Dataset records
## start
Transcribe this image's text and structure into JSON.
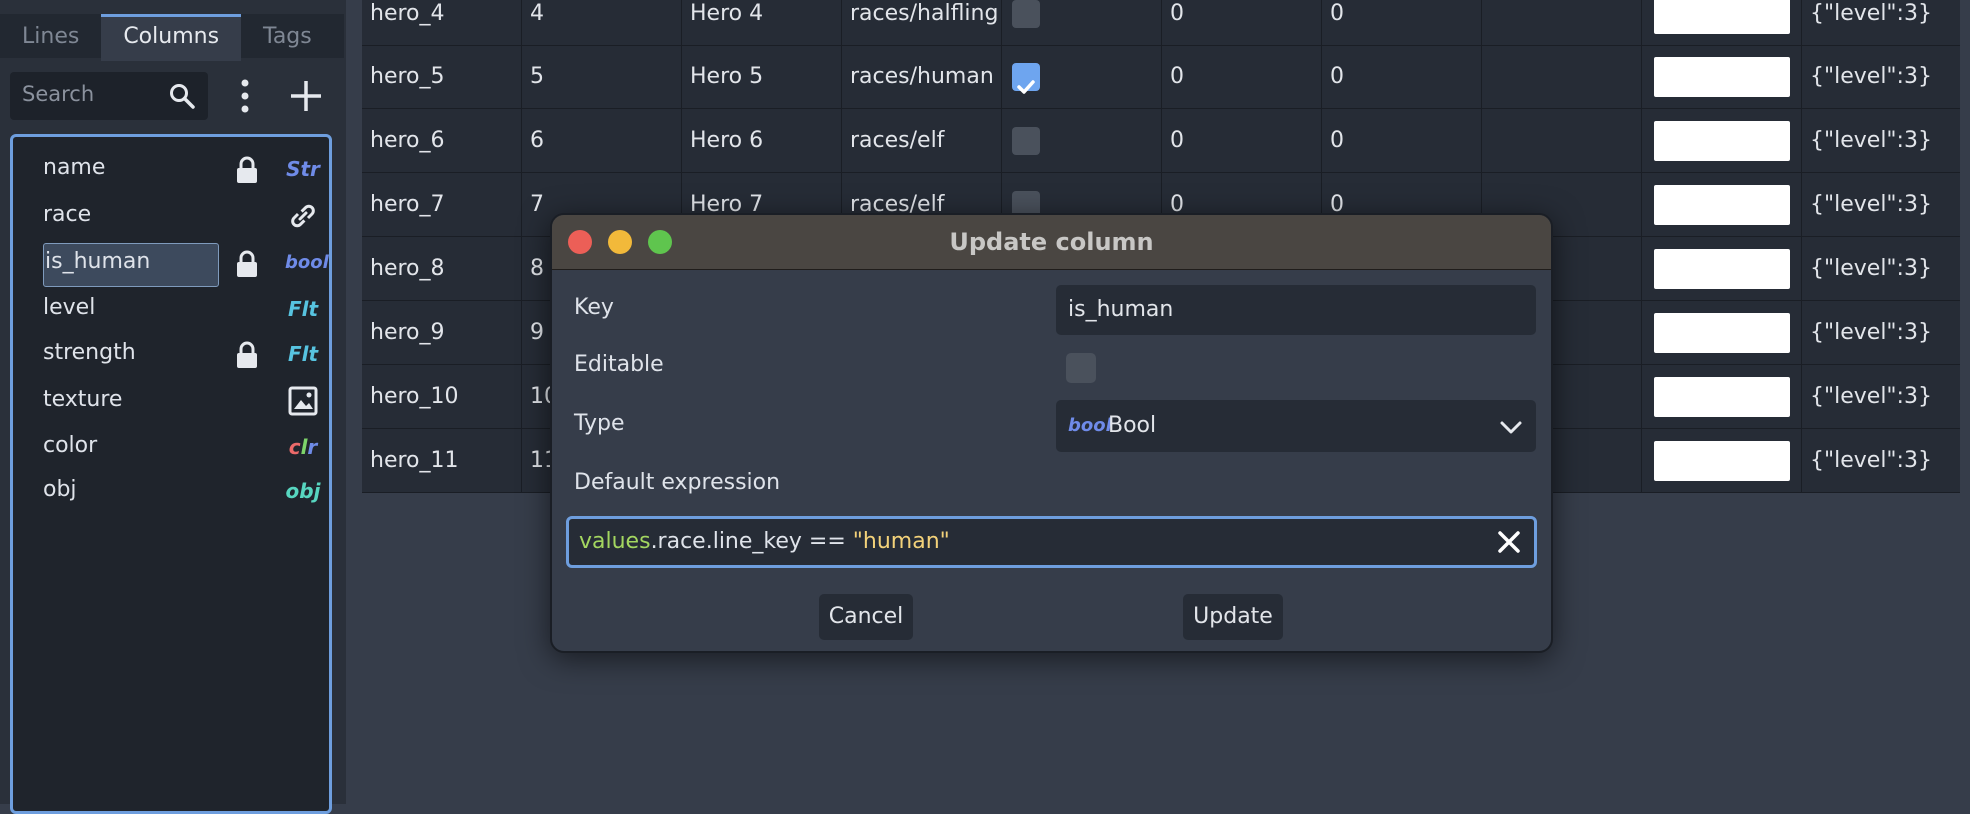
{
  "left_panel": {
    "tabs": [
      "Lines",
      "Columns",
      "Tags"
    ],
    "active_tab": "Columns",
    "search_placeholder": "Search",
    "columns": [
      {
        "label": "name",
        "type_icon": "Str",
        "locked": true
      },
      {
        "label": "race",
        "type_icon": "link",
        "locked": false
      },
      {
        "label": "is_human",
        "type_icon": "bool",
        "locked": true,
        "selected": true
      },
      {
        "label": "level",
        "type_icon": "Flt",
        "locked": false
      },
      {
        "label": "strength",
        "type_icon": "Flt",
        "locked": true
      },
      {
        "label": "texture",
        "type_icon": "image",
        "locked": false
      },
      {
        "label": "color",
        "type_icon": "clr",
        "locked": false
      },
      {
        "label": "obj",
        "type_icon": "obj",
        "locked": false
      }
    ]
  },
  "table": {
    "rows": [
      {
        "key": "hero_4",
        "id": "4",
        "name": "Hero 4",
        "race": "races/halfling",
        "is_human": false,
        "level": "0",
        "strength": "0",
        "obj": "{\"level\":3}"
      },
      {
        "key": "hero_5",
        "id": "5",
        "name": "Hero 5",
        "race": "races/human",
        "is_human": true,
        "level": "0",
        "strength": "0",
        "obj": "{\"level\":3}"
      },
      {
        "key": "hero_6",
        "id": "6",
        "name": "Hero 6",
        "race": "races/elf",
        "is_human": false,
        "level": "0",
        "strength": "0",
        "obj": "{\"level\":3}"
      },
      {
        "key": "hero_7",
        "id": "7",
        "name": "Hero 7",
        "race": "races/elf",
        "is_human": false,
        "level": "0",
        "strength": "0",
        "obj": "{\"level\":3}"
      },
      {
        "key": "hero_8",
        "id": "8",
        "name": "",
        "race": "",
        "is_human": null,
        "level": "",
        "strength": "",
        "obj": "{\"level\":3}"
      },
      {
        "key": "hero_9",
        "id": "9",
        "name": "",
        "race": "",
        "is_human": null,
        "level": "",
        "strength": "",
        "obj": "{\"level\":3}"
      },
      {
        "key": "hero_10",
        "id": "10",
        "name": "",
        "race": "",
        "is_human": null,
        "level": "",
        "strength": "",
        "obj": "{\"level\":3}"
      },
      {
        "key": "hero_11",
        "id": "11",
        "name": "",
        "race": "",
        "is_human": null,
        "level": "",
        "strength": "",
        "obj": "{\"level\":3}"
      }
    ]
  },
  "dialog": {
    "title": "Update column",
    "key_label": "Key",
    "key_value": "is_human",
    "editable_label": "Editable",
    "editable_checked": false,
    "type_label": "Type",
    "type_value": "Bool",
    "type_icon": "bool",
    "default_label": "Default expression",
    "expression": {
      "kw": "values",
      "mid": ".race.line_key == ",
      "str": "\"human\""
    },
    "cancel_label": "Cancel",
    "update_label": "Update"
  },
  "colors": {
    "accent": "#6e9ede",
    "str_icon": "#6f8be8",
    "flt_icon": "#57c3e0",
    "obj_icon": "#57d6c0",
    "close": "#ec5f57",
    "minimize": "#f2b93a",
    "maximize": "#5fc54e"
  }
}
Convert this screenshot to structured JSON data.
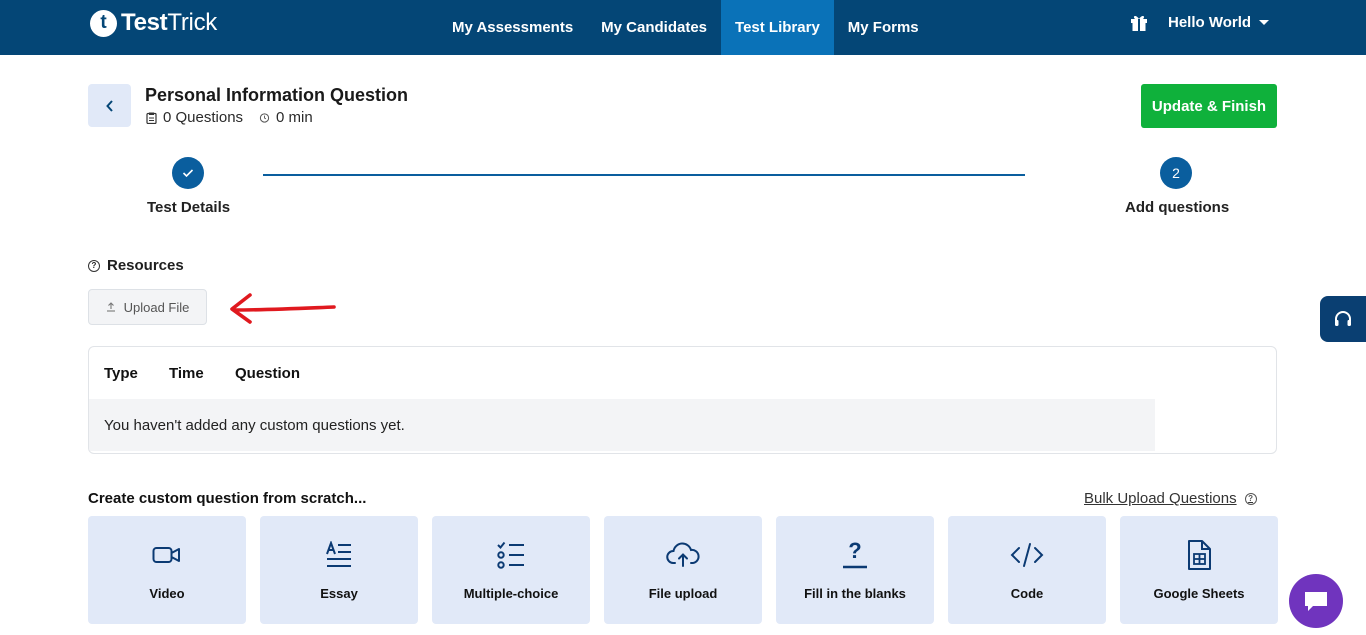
{
  "app": {
    "logo_letter": "t",
    "logo_bold": "Test",
    "logo_light": "Trick"
  },
  "nav": {
    "links": [
      "My Assessments",
      "My Candidates",
      "Test Library",
      "My Forms"
    ],
    "active": "Test Library",
    "user": "Hello World"
  },
  "header": {
    "back_label": "<",
    "title": "Personal Information Question",
    "questions": "0 Questions",
    "duration": "0 min",
    "update_button": "Update & Finish"
  },
  "stepper": {
    "steps": [
      {
        "label": "Test Details",
        "state": "done"
      },
      {
        "label": "Add questions",
        "number": "2",
        "state": "current"
      }
    ]
  },
  "resources": {
    "label": "Resources",
    "upload_button": "Upload File"
  },
  "table": {
    "columns": [
      "Type",
      "Time",
      "Question"
    ],
    "empty_message": "You haven't added any custom questions yet."
  },
  "create": {
    "title": "Create custom question from scratch...",
    "bulk_link": "Bulk Upload Questions",
    "types": [
      {
        "label": "Video",
        "icon": "video-icon"
      },
      {
        "label": "Essay",
        "icon": "essay-icon"
      },
      {
        "label": "Multiple-choice",
        "icon": "list-check-icon"
      },
      {
        "label": "File upload",
        "icon": "cloud-upload-icon"
      },
      {
        "label": "Fill in the blanks",
        "icon": "question-blank-icon"
      },
      {
        "label": "Code",
        "icon": "code-icon"
      },
      {
        "label": "Google Sheets",
        "icon": "sheet-icon"
      }
    ]
  },
  "colors": {
    "navbar": "#044676",
    "nav_active": "#0a72b8",
    "primary_button": "#0fb13b",
    "card_bg": "#e1e9f8",
    "chat_bubble": "#7034be",
    "annotation_arrow": "#e0191f"
  }
}
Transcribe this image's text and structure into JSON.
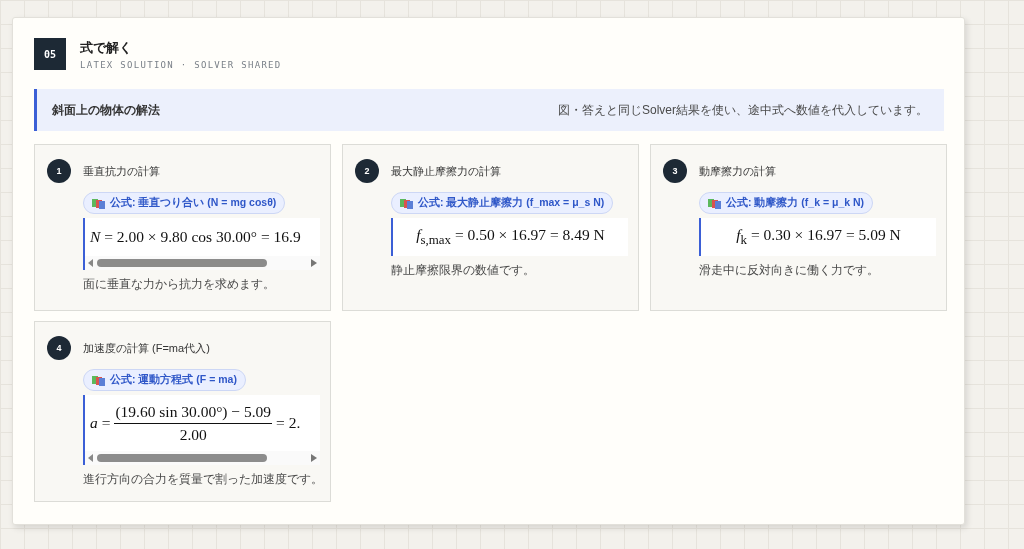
## end
WORK TO COMPLETE: Using the records above, pull out each line where the word "Update" occurs.

THE RESULT:
    "title": "Update column",
    "update_label": "Update"
    "update_button": "Update & Finish"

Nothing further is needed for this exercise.